• [SHORT EXERCISE]:
Search the data for the word "Simulated" and copy every line that contains it.

• [DATA FOR THIS EXERCISE]:
====

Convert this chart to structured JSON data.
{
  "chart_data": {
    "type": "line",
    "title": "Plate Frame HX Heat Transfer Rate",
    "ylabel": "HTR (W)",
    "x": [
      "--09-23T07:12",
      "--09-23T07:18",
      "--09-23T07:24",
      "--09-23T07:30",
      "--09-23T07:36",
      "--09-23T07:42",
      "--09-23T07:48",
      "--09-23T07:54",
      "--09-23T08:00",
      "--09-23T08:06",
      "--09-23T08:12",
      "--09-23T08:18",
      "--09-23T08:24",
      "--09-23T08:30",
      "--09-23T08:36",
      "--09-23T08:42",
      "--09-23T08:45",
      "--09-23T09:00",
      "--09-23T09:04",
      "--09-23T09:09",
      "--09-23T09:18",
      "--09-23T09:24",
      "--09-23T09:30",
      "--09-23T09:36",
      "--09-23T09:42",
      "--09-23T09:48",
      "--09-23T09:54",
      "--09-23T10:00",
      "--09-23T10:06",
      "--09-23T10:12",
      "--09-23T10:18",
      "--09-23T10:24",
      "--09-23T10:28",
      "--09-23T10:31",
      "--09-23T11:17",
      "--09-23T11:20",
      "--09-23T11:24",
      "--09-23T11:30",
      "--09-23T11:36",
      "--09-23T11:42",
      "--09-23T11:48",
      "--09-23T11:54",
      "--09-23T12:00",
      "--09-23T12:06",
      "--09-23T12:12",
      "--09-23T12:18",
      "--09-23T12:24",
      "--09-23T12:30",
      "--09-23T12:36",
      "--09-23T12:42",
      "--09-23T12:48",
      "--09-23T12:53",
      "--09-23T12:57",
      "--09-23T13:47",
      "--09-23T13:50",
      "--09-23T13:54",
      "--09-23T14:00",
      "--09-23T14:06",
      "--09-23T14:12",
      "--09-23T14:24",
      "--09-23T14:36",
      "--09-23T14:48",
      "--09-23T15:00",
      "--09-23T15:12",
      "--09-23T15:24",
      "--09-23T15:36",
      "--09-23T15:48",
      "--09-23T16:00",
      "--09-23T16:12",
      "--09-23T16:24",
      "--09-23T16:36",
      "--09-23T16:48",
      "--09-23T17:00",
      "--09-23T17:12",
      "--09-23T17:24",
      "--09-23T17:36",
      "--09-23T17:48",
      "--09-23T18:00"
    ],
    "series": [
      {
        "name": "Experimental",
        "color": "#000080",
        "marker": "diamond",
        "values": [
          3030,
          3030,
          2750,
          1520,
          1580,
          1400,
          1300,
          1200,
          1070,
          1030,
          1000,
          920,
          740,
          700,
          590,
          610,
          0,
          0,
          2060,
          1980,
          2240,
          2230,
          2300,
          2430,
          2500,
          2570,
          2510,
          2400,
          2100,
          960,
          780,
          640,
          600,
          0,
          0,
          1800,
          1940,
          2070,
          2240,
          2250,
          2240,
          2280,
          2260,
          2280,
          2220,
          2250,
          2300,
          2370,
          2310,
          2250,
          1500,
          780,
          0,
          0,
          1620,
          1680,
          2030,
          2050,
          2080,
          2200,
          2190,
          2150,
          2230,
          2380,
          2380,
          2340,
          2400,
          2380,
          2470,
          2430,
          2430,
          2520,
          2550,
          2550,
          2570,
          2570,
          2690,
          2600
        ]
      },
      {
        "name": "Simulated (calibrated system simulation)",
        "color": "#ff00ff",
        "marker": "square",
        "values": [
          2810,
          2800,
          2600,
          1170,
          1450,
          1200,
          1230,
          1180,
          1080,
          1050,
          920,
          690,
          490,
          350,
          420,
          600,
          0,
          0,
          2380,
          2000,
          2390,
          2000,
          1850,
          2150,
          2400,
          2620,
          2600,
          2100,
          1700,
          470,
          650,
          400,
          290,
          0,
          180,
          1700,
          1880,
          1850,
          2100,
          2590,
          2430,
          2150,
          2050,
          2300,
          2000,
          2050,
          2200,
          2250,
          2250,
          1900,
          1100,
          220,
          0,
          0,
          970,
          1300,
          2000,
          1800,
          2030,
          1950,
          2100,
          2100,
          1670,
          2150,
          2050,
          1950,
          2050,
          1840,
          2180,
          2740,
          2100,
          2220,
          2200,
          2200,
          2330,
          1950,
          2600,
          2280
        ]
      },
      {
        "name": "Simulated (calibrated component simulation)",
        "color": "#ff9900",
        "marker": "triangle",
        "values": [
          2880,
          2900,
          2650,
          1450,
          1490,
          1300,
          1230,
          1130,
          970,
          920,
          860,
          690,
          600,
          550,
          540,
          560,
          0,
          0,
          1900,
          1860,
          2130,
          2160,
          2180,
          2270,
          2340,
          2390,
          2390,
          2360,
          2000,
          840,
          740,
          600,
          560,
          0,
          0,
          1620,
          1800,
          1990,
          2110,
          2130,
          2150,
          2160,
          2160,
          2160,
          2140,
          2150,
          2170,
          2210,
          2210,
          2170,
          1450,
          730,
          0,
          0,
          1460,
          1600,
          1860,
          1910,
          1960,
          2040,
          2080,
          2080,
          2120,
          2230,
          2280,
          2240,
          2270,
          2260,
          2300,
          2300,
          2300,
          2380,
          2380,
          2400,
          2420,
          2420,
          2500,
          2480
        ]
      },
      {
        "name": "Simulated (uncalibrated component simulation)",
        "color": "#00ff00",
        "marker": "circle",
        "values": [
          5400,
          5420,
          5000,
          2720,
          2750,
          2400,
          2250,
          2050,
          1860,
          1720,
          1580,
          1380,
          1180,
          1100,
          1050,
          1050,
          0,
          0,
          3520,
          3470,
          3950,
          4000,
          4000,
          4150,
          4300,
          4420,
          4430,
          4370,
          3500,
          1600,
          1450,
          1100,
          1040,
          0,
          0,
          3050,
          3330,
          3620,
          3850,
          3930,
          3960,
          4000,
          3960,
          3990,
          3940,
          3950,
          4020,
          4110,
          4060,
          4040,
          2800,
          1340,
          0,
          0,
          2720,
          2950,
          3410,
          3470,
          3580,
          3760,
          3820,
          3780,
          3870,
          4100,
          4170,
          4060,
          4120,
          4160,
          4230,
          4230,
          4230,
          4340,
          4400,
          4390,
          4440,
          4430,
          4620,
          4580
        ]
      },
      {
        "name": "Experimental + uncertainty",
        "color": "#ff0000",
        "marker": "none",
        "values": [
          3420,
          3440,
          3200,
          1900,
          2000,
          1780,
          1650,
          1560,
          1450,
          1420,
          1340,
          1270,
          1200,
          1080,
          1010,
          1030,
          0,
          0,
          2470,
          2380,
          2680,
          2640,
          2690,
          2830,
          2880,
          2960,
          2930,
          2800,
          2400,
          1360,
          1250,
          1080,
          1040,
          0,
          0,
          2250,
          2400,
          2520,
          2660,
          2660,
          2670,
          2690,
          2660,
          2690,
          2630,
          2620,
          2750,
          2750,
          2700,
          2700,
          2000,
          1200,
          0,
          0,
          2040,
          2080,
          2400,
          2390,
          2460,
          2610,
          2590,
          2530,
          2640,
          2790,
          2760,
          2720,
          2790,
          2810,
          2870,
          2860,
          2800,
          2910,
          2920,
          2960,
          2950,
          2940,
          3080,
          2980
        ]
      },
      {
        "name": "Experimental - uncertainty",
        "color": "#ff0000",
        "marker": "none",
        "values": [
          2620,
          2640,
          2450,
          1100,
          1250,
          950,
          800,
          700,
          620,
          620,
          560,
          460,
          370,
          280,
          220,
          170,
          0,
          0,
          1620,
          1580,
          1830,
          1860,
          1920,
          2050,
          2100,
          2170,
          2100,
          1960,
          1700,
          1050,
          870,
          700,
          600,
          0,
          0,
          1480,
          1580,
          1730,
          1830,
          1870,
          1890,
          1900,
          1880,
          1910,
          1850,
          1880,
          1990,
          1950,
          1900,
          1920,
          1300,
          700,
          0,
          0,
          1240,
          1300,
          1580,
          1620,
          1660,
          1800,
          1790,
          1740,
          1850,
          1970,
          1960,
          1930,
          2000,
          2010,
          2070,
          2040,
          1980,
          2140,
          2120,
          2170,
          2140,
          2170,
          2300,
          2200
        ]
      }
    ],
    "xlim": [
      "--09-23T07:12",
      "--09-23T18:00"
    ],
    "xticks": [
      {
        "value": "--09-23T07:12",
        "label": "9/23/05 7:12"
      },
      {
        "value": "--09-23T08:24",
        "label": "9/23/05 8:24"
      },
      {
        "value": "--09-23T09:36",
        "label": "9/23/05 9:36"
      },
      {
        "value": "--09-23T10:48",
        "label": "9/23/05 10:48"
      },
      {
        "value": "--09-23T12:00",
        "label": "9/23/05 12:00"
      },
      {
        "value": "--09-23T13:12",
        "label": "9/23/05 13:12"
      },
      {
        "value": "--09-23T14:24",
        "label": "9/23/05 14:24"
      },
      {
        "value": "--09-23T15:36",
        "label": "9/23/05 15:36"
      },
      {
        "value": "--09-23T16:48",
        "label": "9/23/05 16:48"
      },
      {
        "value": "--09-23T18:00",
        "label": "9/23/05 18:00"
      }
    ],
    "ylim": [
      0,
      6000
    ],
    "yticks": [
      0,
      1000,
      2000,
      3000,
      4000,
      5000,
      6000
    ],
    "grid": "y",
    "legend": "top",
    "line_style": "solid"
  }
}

====

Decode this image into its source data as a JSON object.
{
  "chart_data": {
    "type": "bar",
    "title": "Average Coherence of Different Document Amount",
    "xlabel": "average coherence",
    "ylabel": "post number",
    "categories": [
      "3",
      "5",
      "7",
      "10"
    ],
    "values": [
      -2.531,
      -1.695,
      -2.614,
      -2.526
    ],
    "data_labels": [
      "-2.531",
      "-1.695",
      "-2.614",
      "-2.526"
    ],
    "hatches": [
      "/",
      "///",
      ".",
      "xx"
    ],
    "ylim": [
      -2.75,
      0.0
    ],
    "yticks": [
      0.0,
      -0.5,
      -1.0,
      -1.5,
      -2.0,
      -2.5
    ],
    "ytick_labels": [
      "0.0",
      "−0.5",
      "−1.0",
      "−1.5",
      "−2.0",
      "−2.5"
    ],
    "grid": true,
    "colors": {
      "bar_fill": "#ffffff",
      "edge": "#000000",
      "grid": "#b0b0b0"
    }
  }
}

====

• [THE SOLUTION]:
        "name": "Simulated (calibrated system simulation)",
        "name": "Simulated (calibrated component simulation)",
        "name": "Simulated (uncalibrated component simulation)",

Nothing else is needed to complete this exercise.